Task requirements -> Using the listing below, please gather every line containing the word "this".

Exercise inputs ->
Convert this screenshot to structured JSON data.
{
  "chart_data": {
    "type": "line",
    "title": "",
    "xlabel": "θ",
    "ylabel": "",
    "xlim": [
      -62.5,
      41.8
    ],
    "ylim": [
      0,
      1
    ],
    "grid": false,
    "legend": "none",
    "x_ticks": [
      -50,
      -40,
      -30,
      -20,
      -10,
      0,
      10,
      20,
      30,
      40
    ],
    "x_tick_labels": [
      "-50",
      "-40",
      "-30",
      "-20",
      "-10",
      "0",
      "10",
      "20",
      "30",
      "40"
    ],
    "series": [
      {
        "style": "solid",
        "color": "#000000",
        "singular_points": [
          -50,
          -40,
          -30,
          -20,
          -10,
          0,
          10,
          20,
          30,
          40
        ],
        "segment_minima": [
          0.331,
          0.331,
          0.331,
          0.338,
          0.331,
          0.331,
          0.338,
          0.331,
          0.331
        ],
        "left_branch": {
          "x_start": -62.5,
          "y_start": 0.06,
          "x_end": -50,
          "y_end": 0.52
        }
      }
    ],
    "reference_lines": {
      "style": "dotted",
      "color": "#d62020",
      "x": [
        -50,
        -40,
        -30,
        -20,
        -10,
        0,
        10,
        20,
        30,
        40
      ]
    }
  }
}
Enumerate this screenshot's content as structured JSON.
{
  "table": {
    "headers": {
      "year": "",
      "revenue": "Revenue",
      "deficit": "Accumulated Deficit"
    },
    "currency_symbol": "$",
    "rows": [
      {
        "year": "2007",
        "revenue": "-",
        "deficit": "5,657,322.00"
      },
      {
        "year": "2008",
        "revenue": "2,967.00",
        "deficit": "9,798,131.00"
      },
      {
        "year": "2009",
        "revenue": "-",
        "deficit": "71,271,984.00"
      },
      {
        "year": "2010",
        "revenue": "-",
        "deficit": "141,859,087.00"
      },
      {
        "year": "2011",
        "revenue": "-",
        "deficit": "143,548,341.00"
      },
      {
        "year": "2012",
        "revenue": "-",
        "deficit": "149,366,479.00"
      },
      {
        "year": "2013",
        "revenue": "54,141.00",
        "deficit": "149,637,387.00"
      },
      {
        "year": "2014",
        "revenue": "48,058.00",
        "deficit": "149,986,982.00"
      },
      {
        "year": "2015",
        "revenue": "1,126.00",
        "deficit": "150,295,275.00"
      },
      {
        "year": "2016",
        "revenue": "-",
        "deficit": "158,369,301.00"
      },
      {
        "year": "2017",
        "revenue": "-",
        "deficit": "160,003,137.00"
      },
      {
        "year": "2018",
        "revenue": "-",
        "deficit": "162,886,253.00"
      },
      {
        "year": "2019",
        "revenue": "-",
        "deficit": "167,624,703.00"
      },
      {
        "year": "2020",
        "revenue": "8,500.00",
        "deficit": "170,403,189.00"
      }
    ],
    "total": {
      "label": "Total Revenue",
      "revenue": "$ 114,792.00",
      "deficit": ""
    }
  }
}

Answer for the task ->
Convert this screenshot to structured JSON data.
Enumerate this screenshot's content as structured JSON.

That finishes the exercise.